AIM » The records below should be written out again, exactly.

THE DATA »
= = = =

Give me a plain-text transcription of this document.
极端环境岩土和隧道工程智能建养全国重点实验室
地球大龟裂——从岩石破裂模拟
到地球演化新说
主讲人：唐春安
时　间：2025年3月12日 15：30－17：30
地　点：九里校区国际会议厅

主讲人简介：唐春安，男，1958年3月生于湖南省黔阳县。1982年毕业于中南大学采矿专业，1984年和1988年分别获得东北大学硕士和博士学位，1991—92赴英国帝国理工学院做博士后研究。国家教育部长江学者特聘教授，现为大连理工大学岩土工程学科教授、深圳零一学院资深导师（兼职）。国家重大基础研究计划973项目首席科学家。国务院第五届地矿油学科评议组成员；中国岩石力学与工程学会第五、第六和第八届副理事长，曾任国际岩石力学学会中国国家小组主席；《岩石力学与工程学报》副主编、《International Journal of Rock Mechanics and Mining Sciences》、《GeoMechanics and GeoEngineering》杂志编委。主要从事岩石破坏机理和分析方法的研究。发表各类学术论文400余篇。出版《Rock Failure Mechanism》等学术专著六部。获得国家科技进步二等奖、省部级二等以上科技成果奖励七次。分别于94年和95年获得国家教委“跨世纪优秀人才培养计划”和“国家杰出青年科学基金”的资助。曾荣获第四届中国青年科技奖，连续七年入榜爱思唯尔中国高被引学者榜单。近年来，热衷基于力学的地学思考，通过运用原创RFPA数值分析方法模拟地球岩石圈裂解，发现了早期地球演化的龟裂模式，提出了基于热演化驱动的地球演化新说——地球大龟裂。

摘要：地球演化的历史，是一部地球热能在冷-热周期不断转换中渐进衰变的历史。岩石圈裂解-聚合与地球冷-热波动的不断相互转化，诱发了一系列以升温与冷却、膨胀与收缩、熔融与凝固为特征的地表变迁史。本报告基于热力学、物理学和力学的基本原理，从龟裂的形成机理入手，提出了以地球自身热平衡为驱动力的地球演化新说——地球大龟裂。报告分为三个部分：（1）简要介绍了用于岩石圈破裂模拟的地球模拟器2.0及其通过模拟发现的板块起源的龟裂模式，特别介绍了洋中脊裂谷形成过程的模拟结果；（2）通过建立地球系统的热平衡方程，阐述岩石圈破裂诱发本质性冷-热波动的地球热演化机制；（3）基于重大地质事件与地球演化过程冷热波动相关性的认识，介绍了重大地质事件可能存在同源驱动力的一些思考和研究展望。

= = = =

EXPECTED ANSWER »
Give me a plain-text transcription of this document.
极端环境岩土和隧道工程智能建养全国重点实验室
地球大龟裂——从岩石破裂模拟
到地球演化新说
主讲人：唐春安
时　间：2025年3月12日 15：30－17：30
地　点：九里校区国际会议厅

主讲人简介：唐春安，男，1958年3月生于湖南省黔阳县。1982年毕业于中南大学采矿专业，1984年和1988年分别获得东北大学硕士和博士学位，1991—92赴英国帝国理工学院做博士后研究。国家教育部长江学者特聘教授，现为大连理工大学岩土工程学科教授、深圳零一学院资深导师（兼职）。国家重大基础研究计划973项目首席科学家。国务院第五届地矿油学科评议组成员；中国岩石力学与工程学会第五、第六和第八届副理事长，曾任国际岩石力学学会中国国家小组主席；《岩石力学与工程学报》副主编、《International Journal of Rock Mechanics and Mining Sciences》、《GeoMechanics and GeoEngineering》杂志编委。主要从事岩石破坏机理和分析方法的研究。发表各类学术论文400余篇。出版《Rock Failure Mechanism》等学术专著六部。获得国家科技进步二等奖、省部级二等以上科技成果奖励七次。分别于94年和95年获得国家教委“跨世纪优秀人才培养计划”和“国家杰出青年科学基金”的资助。曾荣获第四届中国青年科技奖，连续七年入榜爱思唯尔中国高被引学者榜单。近年来，热衷基于力学的地学思考，通过运用原创RFPA数值分析方法模拟地球岩石圈裂解，发现了早期地球演化的龟裂模式，提出了基于热演化驱动的地球演化新说——地球大龟裂。

摘要：地球演化的历史，是一部地球热能在冷-热周期不断转换中渐进衰变的历史。岩石圈裂解-聚合与地球冷-热波动的不断相互转化，诱发了一系列以升温与冷却、膨胀与收缩、熔融与凝固为特征的地表变迁史。本报告基于热力学、物理学和力学的基本原理，从龟裂的形成机理入手，提出了以地球自身热平衡为驱动力的地球演化新说——地球大龟裂。报告分为三个部分：（1）简要介绍了用于岩石圈破裂模拟的地球模拟器2.0及其通过模拟发现的板块起源的龟裂模式，特别介绍了洋中脊裂谷形成过程的模拟结果；（2）通过建立地球系统的热平衡方程，阐述岩石圈破裂诱发本质性冷-热波动的地球热演化机制；（3）基于重大地质事件与地球演化过程冷热波动相关性的认识，介绍了重大地质事件可能存在同源驱动力的一些思考和研究展望。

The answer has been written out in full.